Sauve-toi, la vie t’appelle

Par Boris Cyrulnik
Date de publication: 27 septembre 2012
« Lors de ma première naissance, je n’étais pas là. Mon corps est venu au monde le 26 juillet 1937 à Bordeaux. On me l’a dit. Je suis bien obligé d’y croire puisque je n’en ai aucun souvenir. Ma seconde naissance, elle, est en pleine mémoire. Une nuit, j’ai été arrêté par des hommes armés qui entouraient mon lit. Ils venaient me chercher pour me mettre à mort. Mon histoire est née cette nuit-là ». C’est cette histoire bouleversante que Boris Cyrulnik nous raconte pour la première fois en détail dans ce livre où l’émotion du survivant se conjugue au talent de l’écrivain, où le récit tragique se mêle à la construction de la mémoire, où l’évocation intime d’une enfance fracassée par la guerre exalte la volonté de surmonter le malheur et de répondre à l’appel de la vie.
Le célèbre neurologue, éthologue et psychiatre publie Sauve-toi, la vie t’appelle, ses « Mémoires », essentiellement d’enfance et de jeunesse. Mais, chez Boris Cyrulnik, le mot « mémoire » n’a pas qu’un sens littéraire. Il désigne aussi notre faculté à collecter des souvenirs. Comment la mémoire fonctionne, comment elle sélectionne, comment elle se trompe, comment elle restitue l’histoire, pourquoi elle est capitale dans la construction de notre personnalité, surtout quand, au départ de la vie, elle a enregistré l’insoutenable, un trauma, une violente et fondatrice émotion…

Les faux souvenirs ne sont pas des mensonges, ce sont des accommodements pour le meilleur et non pour le pire. « La vérité narrative n’est pas la vérité historique, elle est le remaniement qui rend l’existence supportable. » Comme la plupart des déportés de retour des camps, Boris Cyrulnik s’est réfugié dans le silence après la guerre. Il s’était tu pour survivre ; il se taisait pour vivre. (Corinne Julve – Le Journal du Dimanche du 23 septembre 2012 )
* * * * *
| Exercices |
a) Recopiez à l'identique, dans les enregistrements, la partie qui s'ouvre sur la ligne contenant « comment-text: With or » et se clôt sur la ligne contenant « raised-hands-emoji-icon (410, 703, 442, 731) », ces deux lignes incluses.
b) Poursuivez la présentation des mémoires de Boris Cyrulnik à partir de sa dernière phrase.
* * * * *
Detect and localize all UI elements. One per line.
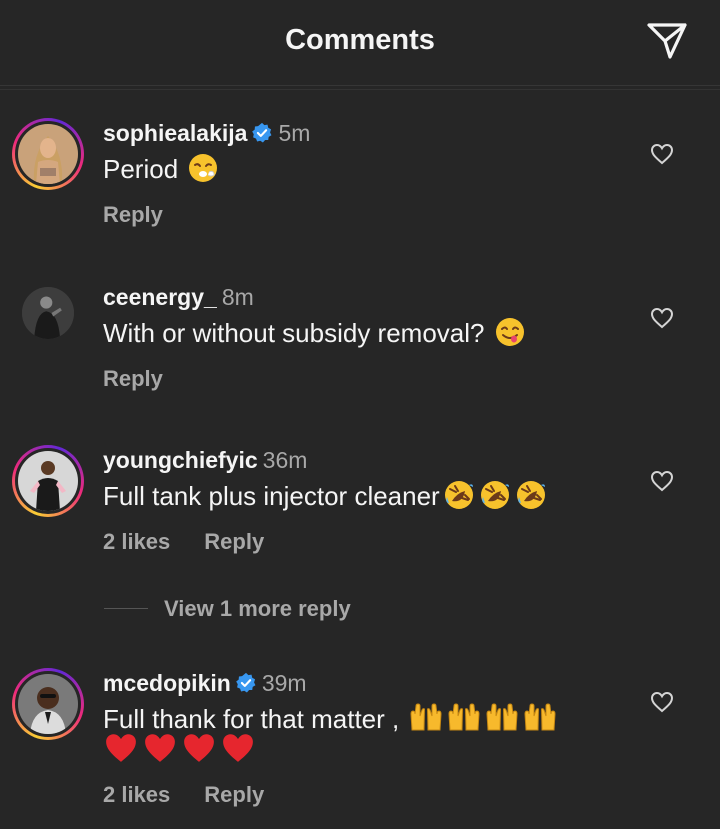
comment-text: With or without subsidy removal? (103, 318, 485, 348)
comment-text: Full thank for that matter , (103, 704, 400, 734)
red-heart-emoji-icon (106, 734, 136, 762)
comment-text: Full tank plus injector cleaner (103, 481, 440, 511)
raised-hands-emoji-icon (448, 703, 480, 731)
raised-hands-emoji-icon (410, 703, 442, 731)
view-more-replies-button[interactable]: View 1 more reply (164, 596, 351, 622)
red-heart-emoji-icon (145, 734, 175, 762)
comment-body-continued (102, 732, 255, 765)
comment-actions: 2 likes Reply (103, 782, 264, 808)
heart-icon[interactable] (650, 470, 674, 492)
reply-button[interactable]: Reply (103, 202, 163, 227)
username[interactable]: ceenergy_ (103, 284, 217, 310)
rofl-emoji-icon (480, 481, 509, 509)
divider (104, 608, 148, 609)
username[interactable]: youngchiefyic (103, 447, 258, 473)
raised-hands-emoji-icon (524, 703, 556, 731)
comment-body: With or without subsidy removal? (103, 316, 526, 349)
reply-button[interactable]: Reply (204, 782, 264, 807)
likes-count[interactable]: 2 likes (103, 782, 170, 807)
timestamp: 36m (262, 447, 308, 473)
comments-header: Comments (0, 0, 720, 86)
verified-badge-icon (236, 672, 256, 693)
raised-hands-emoji-icon (486, 703, 518, 731)
comment-actions: Reply (103, 202, 163, 228)
avatar[interactable] (12, 118, 84, 190)
avatar[interactable] (12, 445, 84, 517)
heart-icon[interactable] (650, 143, 674, 165)
username[interactable]: mcedopikin (103, 670, 231, 696)
likes-count[interactable]: 2 likes (103, 529, 170, 554)
comment-actions: 2 likes Reply (103, 529, 264, 555)
avatar[interactable] (12, 277, 84, 349)
yum-face-emoji-icon (495, 318, 524, 346)
comment-body: Period (103, 152, 219, 185)
heart-icon[interactable] (650, 691, 674, 713)
red-heart-emoji-icon (223, 734, 253, 762)
reply-button[interactable]: Reply (103, 366, 163, 391)
verified-badge-icon (252, 122, 272, 143)
username[interactable]: sophiealakija (103, 120, 247, 146)
reply-button[interactable]: Reply (204, 529, 264, 554)
red-heart-emoji-icon (184, 734, 214, 762)
page-title: Comments (285, 24, 435, 56)
timestamp: 8m (221, 284, 254, 310)
exhausted-face-emoji-icon (189, 154, 218, 182)
avatar[interactable] (12, 668, 84, 740)
comment-actions: Reply (103, 366, 163, 392)
divider (0, 89, 720, 90)
rofl-emoji-icon (516, 481, 545, 509)
send-icon[interactable] (646, 22, 688, 60)
comment-text: Period (103, 154, 179, 184)
comment-body: Full thank for that matter , (103, 702, 558, 735)
timestamp: 5m (278, 120, 311, 146)
timestamp: 39m (261, 670, 307, 696)
comment-body: Full tank plus injector cleaner (103, 479, 548, 512)
heart-icon[interactable] (650, 307, 674, 329)
rofl-emoji-icon (444, 481, 473, 509)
* * * * *
| Réponses |
a)
comment-text: With or without subsidy removal? (103, 318, 485, 348)
comment-text: Full thank for that matter , (103, 704, 400, 734)
red-heart-emoji-icon (106, 734, 136, 762)
comment-text: Full tank plus injector cleaner (103, 481, 440, 511)
raised-hands-emoji-icon (448, 703, 480, 731)
raised-hands-emoji-icon (410, 703, 442, 731)

b)
Les commentaires sur le livre de Boris Cyrulnik n’apporteront rien. Il faut le lire. Absolument. « Ma vie mentale s’était arrêtée à l’âge de 2 ans, quand ma mère s’est retrouvée seule, après l’engagement de mon père dans l’armée ­française, et angoissée par l’imminence de son ­arrestation. Puis ont suivi pour moi quelques années de traque, de côtoiement de la mort et d’isolement sensoriel. Les brisures affectives, sans cesse répétées, l’interdiction de sortir ou d’aller à l’école, le sentiment d’être un monstre ont rendu impossible le moindre développement. Je n’ai pas souffert pendant ces agressions puisque mon âme était gelée. On ne ressent rien quand on est en «agonie psychique», on respire un peu, c’est tout. » Qu’ajouter à cela  ? Que dire de plus  ?…
La réalité ne correspond pas toujours aux souvenirs. Comme pour mieux s’accommoder du passé. Le récit de son histoire douloureuse est passionnant. Mais il n’est pas l’objet du livre. Le neuropsychiatre en tire des analyses qui aideront tous ceux qui cherchent à sortir d’un passé empreint de malheur. Nous retrouvons ce qu’il nous avait déjà enseigné sur le principe de résilience. C’est pour cette raison qu’il ne faudrait pas passer à côté de ce témoignage. (Valérie Trierweiler – Paris-Match, octobre 2012 )

Boris Cyrulnik ouvre toutes grandes les portes de sa « crypte », boîte de Pandore d’où surgit un récit autobiographique bouleversant de sincérité…
Il reconstitue son passé avec ses abîmes, ses souffrances, ses souvenirs trompeurs, ses doutes, ses zones d’ombre… Tel un enquêteur, il reconstitue le puzzle de sa vie. Boris Cyrulnik est un grand résilient, cette faculté humaine à rebondir sur les traumatismes, à laquelle il a consacré de nombreux ouvrages. Au travers de ce livre, il se prend comme objet d’étude. Cherchant à démêler le « vrai » du « faux », il traque ses souvenirs. Certains réels, d’autres enjolivés, inconsciemment, pour donner cohérence à l’impensable, pour pouvoir survivre, attraper les mains qui lui étaient tendues…
Ses parents mourront au camp d’extermination d’Auschwitz. « Comment vivre avec eux puis soudain sans eux ? Il ne s’agit pas d’une souffrance ; on ne souffre pas dans le désert, on meurt, c’est tout », analyse-t-il. (Martine Laronche – Le Monde du 25 octobre 2012 )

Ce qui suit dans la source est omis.